> **OBJECTIVE**: Please repeat the lines below word for word, all of them, but leave out the pictures.

> **MATERIAL TO PROCESS**:

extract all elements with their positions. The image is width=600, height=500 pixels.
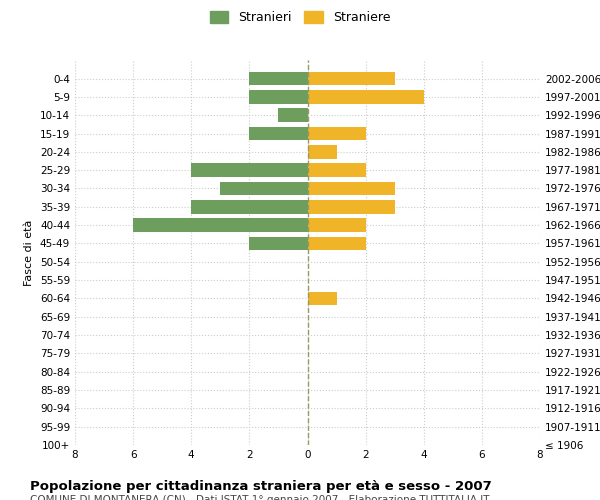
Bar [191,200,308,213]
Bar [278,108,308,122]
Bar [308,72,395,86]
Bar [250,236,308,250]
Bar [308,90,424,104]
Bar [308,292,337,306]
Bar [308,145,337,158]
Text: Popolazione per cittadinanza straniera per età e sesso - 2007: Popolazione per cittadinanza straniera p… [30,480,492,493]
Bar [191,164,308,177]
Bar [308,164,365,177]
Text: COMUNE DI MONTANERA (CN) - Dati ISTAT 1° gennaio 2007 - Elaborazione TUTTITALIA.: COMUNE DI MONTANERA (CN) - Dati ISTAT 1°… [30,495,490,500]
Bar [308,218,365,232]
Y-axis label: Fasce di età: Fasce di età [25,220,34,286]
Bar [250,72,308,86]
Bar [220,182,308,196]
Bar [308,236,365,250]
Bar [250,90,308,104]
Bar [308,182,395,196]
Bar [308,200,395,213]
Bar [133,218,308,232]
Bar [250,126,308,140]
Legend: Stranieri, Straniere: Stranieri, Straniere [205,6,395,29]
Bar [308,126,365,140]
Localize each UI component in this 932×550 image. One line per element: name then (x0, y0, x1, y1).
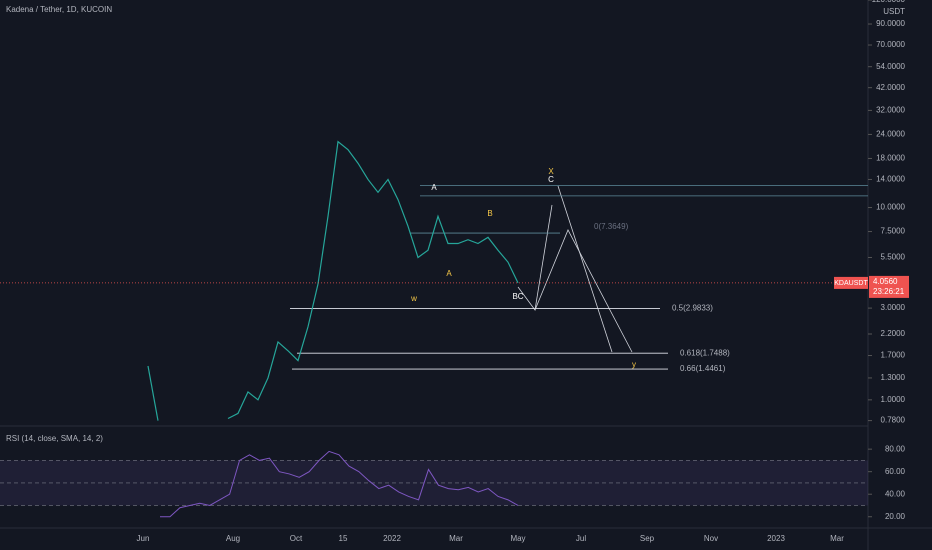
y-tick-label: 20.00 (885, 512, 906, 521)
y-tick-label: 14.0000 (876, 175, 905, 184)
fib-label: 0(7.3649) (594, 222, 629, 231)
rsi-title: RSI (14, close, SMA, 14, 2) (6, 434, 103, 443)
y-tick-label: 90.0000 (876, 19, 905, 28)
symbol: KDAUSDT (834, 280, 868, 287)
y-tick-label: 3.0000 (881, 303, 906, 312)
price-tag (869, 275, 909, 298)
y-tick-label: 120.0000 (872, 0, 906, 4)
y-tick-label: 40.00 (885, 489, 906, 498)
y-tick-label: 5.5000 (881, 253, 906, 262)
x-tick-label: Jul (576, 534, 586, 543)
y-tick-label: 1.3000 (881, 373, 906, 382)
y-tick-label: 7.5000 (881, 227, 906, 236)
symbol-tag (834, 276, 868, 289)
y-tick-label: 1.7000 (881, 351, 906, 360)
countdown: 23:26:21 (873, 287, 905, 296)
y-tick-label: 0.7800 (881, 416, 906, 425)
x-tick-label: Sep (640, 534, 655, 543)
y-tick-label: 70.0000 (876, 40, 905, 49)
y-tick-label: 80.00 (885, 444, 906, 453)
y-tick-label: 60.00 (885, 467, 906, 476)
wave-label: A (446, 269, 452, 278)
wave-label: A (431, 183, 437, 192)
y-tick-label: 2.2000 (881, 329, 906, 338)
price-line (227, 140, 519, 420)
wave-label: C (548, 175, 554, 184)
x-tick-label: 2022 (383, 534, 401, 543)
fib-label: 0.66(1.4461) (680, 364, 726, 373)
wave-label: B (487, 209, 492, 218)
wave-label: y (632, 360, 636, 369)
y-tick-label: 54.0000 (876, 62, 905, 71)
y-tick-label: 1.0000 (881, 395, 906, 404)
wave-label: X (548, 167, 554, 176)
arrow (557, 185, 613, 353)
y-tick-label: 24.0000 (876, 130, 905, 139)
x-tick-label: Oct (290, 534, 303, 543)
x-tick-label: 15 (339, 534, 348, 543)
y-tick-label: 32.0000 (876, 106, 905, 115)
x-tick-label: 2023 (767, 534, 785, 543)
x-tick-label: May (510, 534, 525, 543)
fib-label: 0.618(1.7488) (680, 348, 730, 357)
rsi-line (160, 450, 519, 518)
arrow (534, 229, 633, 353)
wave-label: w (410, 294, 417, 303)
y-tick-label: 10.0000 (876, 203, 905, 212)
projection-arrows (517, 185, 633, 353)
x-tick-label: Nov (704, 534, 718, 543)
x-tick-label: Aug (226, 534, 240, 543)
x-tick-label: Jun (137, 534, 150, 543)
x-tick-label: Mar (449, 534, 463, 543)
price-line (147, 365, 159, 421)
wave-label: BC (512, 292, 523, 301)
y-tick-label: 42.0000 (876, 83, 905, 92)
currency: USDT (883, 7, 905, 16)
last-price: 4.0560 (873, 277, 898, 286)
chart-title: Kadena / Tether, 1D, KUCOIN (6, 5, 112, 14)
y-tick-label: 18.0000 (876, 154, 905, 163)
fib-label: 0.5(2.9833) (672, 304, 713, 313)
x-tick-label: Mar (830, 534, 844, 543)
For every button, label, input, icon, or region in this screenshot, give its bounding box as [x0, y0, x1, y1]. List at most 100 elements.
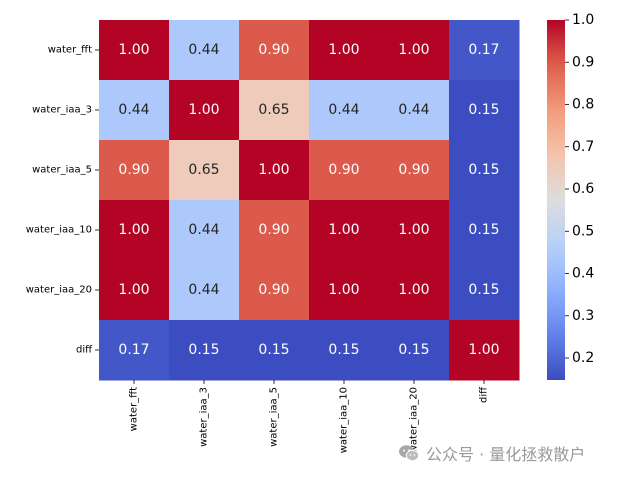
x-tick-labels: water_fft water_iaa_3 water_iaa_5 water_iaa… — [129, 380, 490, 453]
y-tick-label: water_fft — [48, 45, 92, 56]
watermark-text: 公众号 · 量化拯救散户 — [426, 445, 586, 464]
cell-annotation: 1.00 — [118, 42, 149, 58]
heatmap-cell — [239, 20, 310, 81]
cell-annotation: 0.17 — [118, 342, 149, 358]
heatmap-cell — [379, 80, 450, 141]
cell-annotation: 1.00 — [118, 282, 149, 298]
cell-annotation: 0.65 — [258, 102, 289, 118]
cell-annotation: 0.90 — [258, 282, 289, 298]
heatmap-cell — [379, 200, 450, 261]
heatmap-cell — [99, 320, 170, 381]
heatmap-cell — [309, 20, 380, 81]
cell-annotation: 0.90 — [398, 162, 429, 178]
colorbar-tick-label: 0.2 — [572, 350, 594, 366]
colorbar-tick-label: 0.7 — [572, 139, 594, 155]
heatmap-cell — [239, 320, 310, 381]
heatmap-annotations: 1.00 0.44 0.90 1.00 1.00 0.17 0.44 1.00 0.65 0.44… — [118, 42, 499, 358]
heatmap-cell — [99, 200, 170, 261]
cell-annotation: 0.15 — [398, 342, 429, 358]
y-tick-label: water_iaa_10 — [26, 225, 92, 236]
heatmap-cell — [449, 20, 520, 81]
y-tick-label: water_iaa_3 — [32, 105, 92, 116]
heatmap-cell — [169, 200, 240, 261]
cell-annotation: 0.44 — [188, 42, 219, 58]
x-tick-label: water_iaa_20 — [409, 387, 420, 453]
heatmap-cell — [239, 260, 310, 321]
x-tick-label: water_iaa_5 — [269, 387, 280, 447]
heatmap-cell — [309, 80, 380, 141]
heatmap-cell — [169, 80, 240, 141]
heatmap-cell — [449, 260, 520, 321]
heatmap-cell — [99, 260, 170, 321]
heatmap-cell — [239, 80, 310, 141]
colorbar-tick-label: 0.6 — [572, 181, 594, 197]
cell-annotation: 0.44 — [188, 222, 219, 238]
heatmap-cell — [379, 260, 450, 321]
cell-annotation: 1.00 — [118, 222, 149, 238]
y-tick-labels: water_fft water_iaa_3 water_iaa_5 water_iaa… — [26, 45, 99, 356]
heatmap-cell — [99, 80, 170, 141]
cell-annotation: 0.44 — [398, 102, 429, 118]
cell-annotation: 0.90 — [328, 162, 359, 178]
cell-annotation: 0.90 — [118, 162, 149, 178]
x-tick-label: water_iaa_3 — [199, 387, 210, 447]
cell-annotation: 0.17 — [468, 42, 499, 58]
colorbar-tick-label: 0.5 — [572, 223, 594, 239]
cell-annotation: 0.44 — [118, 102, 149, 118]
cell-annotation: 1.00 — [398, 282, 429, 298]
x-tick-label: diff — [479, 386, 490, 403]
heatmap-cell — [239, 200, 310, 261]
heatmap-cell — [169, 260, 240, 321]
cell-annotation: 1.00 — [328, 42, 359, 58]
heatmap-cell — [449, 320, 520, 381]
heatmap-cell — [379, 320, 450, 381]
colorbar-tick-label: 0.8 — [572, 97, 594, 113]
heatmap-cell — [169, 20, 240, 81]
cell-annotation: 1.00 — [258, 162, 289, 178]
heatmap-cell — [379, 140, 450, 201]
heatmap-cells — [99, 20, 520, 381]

> **SOLUTION TO THE PROBLEM**:
extract all elements with their positions. The image is width=600, height=500 pixels.
Bar [191,200,308,213]
Bar [278,108,308,122]
Bar [308,72,395,86]
Bar [250,236,308,250]
Bar [308,90,424,104]
Bar [308,292,337,306]
Bar [308,145,337,158]
Text: Popolazione per cittadinanza straniera per età e sesso - 2007: Popolazione per cittadinanza straniera p… [30,480,492,493]
Bar [191,164,308,177]
Bar [308,164,365,177]
Text: COMUNE DI MONTANERA (CN) - Dati ISTAT 1° gennaio 2007 - Elaborazione TUTTITALIA.: COMUNE DI MONTANERA (CN) - Dati ISTAT 1°… [30,495,490,500]
Bar [308,218,365,232]
Y-axis label: Fasce di età: Fasce di età [25,220,34,286]
Bar [250,72,308,86]
Bar [220,182,308,196]
Bar [308,236,365,250]
Bar [250,90,308,104]
Bar [308,182,395,196]
Bar [308,200,395,213]
Bar [133,218,308,232]
Bar [250,126,308,140]
Legend: Stranieri, Straniere: Stranieri, Straniere [205,6,395,29]
Bar [308,126,365,140]
Localize each UI component in this 932×550 image. One line per element: name then (x0, y0, x1, y1).
y-tick-label: 20.00 (885, 512, 906, 521)
y-tick-label: 14.0000 (876, 175, 905, 184)
fib-label: 0(7.3649) (594, 222, 629, 231)
rsi-title: RSI (14, close, SMA, 14, 2) (6, 434, 103, 443)
y-tick-label: 90.0000 (876, 19, 905, 28)
symbol: KDAUSDT (834, 280, 868, 287)
y-tick-label: 3.0000 (881, 303, 906, 312)
price-tag (869, 275, 909, 298)
y-tick-label: 120.0000 (872, 0, 906, 4)
y-tick-label: 40.00 (885, 489, 906, 498)
y-tick-label: 5.5000 (881, 253, 906, 262)
x-tick-label: Jul (576, 534, 586, 543)
y-tick-label: 1.3000 (881, 373, 906, 382)
y-tick-label: 7.5000 (881, 227, 906, 236)
symbol-tag (834, 276, 868, 289)
y-tick-label: 1.7000 (881, 351, 906, 360)
countdown: 23:26:21 (873, 287, 905, 296)
y-tick-label: 0.7800 (881, 416, 906, 425)
x-tick-label: Sep (640, 534, 655, 543)
y-tick-label: 70.0000 (876, 40, 905, 49)
y-tick-label: 80.00 (885, 444, 906, 453)
y-tick-label: 60.00 (885, 467, 906, 476)
wave-label: A (446, 269, 452, 278)
wave-label: A (431, 183, 437, 192)
y-tick-label: 2.2000 (881, 329, 906, 338)
price-line (227, 140, 519, 420)
wave-label: C (548, 175, 554, 184)
x-tick-label: 2022 (383, 534, 401, 543)
fib-label: 0.66(1.4461) (680, 364, 726, 373)
wave-label: B (487, 209, 492, 218)
wave-label: y (632, 360, 636, 369)
y-tick-label: 54.0000 (876, 62, 905, 71)
y-tick-label: 1.0000 (881, 395, 906, 404)
wave-label: X (548, 167, 554, 176)
arrow (557, 185, 613, 353)
y-tick-label: 24.0000 (876, 130, 905, 139)
x-tick-label: Oct (290, 534, 303, 543)
x-tick-label: 15 (339, 534, 348, 543)
y-tick-label: 32.0000 (876, 106, 905, 115)
x-tick-label: 2023 (767, 534, 785, 543)
x-tick-label: May (510, 534, 525, 543)
fib-label: 0.618(1.7488) (680, 348, 730, 357)
rsi-line (160, 450, 519, 518)
arrow (534, 229, 633, 353)
wave-label: w (410, 294, 417, 303)
y-tick-label: 10.0000 (876, 203, 905, 212)
projection-arrows (517, 185, 633, 353)
x-tick-label: Nov (704, 534, 718, 543)
x-tick-label: Aug (226, 534, 240, 543)
x-tick-label: Jun (137, 534, 150, 543)
x-tick-label: Mar (449, 534, 463, 543)
price-line (147, 365, 159, 421)
wave-label: BC (512, 292, 523, 301)
y-tick-label: 42.0000 (876, 83, 905, 92)
currency: USDT (883, 7, 905, 16)
last-price: 4.0560 (873, 277, 898, 286)
chart-title: Kadena / Tether, 1D, KUCOIN (6, 5, 112, 14)
y-tick-label: 18.0000 (876, 154, 905, 163)
fib-label: 0.5(2.9833) (672, 304, 713, 313)
x-tick-label: Mar (830, 534, 844, 543)
For every button, label, input, icon, or region in this screenshot, give its bounding box as [x0, y0, x1, y1]. List at most 100 elements.
x-tick-labels: water_fft water_iaa_3 water_iaa_5 water_iaa… — [129, 380, 490, 453]
y-tick-label: water_fft — [48, 45, 92, 56]
watermark-text: 公众号 · 量化拯救散户 — [426, 445, 586, 464]
cell-annotation: 1.00 — [118, 42, 149, 58]
heatmap-cell — [239, 20, 310, 81]
cell-annotation: 0.17 — [118, 342, 149, 358]
heatmap-cell — [379, 80, 450, 141]
cell-annotation: 1.00 — [118, 282, 149, 298]
cell-annotation: 0.65 — [258, 102, 289, 118]
cell-annotation: 0.90 — [258, 282, 289, 298]
heatmap-cell — [379, 200, 450, 261]
heatmap-cell — [99, 320, 170, 381]
heatmap-cell — [309, 20, 380, 81]
cell-annotation: 0.90 — [398, 162, 429, 178]
colorbar-tick-label: 0.2 — [572, 350, 594, 366]
colorbar-tick-label: 0.7 — [572, 139, 594, 155]
heatmap-cell — [239, 320, 310, 381]
heatmap-annotations: 1.00 0.44 0.90 1.00 1.00 0.17 0.44 1.00 0.65 0.44… — [118, 42, 499, 358]
heatmap-cell — [99, 200, 170, 261]
cell-annotation: 0.15 — [398, 342, 429, 358]
y-tick-label: water_iaa_10 — [26, 225, 92, 236]
heatmap-cell — [449, 20, 520, 81]
y-tick-label: water_iaa_3 — [32, 105, 92, 116]
heatmap-cell — [169, 200, 240, 261]
cell-annotation: 0.44 — [188, 42, 219, 58]
x-tick-label: water_iaa_20 — [409, 387, 420, 453]
heatmap-cell — [239, 260, 310, 321]
x-tick-label: water_iaa_5 — [269, 387, 280, 447]
heatmap-cell — [309, 80, 380, 141]
heatmap-cell — [169, 80, 240, 141]
heatmap-cell — [449, 260, 520, 321]
heatmap-cell — [99, 260, 170, 321]
heatmap-cell — [239, 80, 310, 141]
colorbar-tick-label: 0.6 — [572, 181, 594, 197]
cell-annotation: 0.44 — [188, 222, 219, 238]
heatmap-cell — [379, 260, 450, 321]
cell-annotation: 1.00 — [118, 222, 149, 238]
y-tick-labels: water_fft water_iaa_3 water_iaa_5 water_iaa… — [26, 45, 99, 356]
heatmap-cell — [99, 80, 170, 141]
cell-annotation: 0.44 — [398, 102, 429, 118]
cell-annotation: 0.90 — [328, 162, 359, 178]
cell-annotation: 0.90 — [118, 162, 149, 178]
x-tick-label: water_iaa_3 — [199, 387, 210, 447]
cell-annotation: 0.17 — [468, 42, 499, 58]
colorbar-tick-label: 0.5 — [572, 223, 594, 239]
cell-annotation: 0.44 — [118, 102, 149, 118]
cell-annotation: 1.00 — [398, 282, 429, 298]
x-tick-label: diff — [479, 386, 490, 403]
heatmap-cell — [239, 200, 310, 261]
heatmap-cell — [169, 260, 240, 321]
cell-annotation: 1.00 — [328, 42, 359, 58]
heatmap-cell — [449, 320, 520, 381]
heatmap-cell — [379, 320, 450, 381]
colorbar-tick-label: 0.8 — [572, 97, 594, 113]
heatmap-cell — [169, 20, 240, 81]
cell-annotation: 1.00 — [258, 162, 289, 178]
heatmap-cell — [379, 140, 450, 201]
heatmap-cells — [99, 20, 520, 381]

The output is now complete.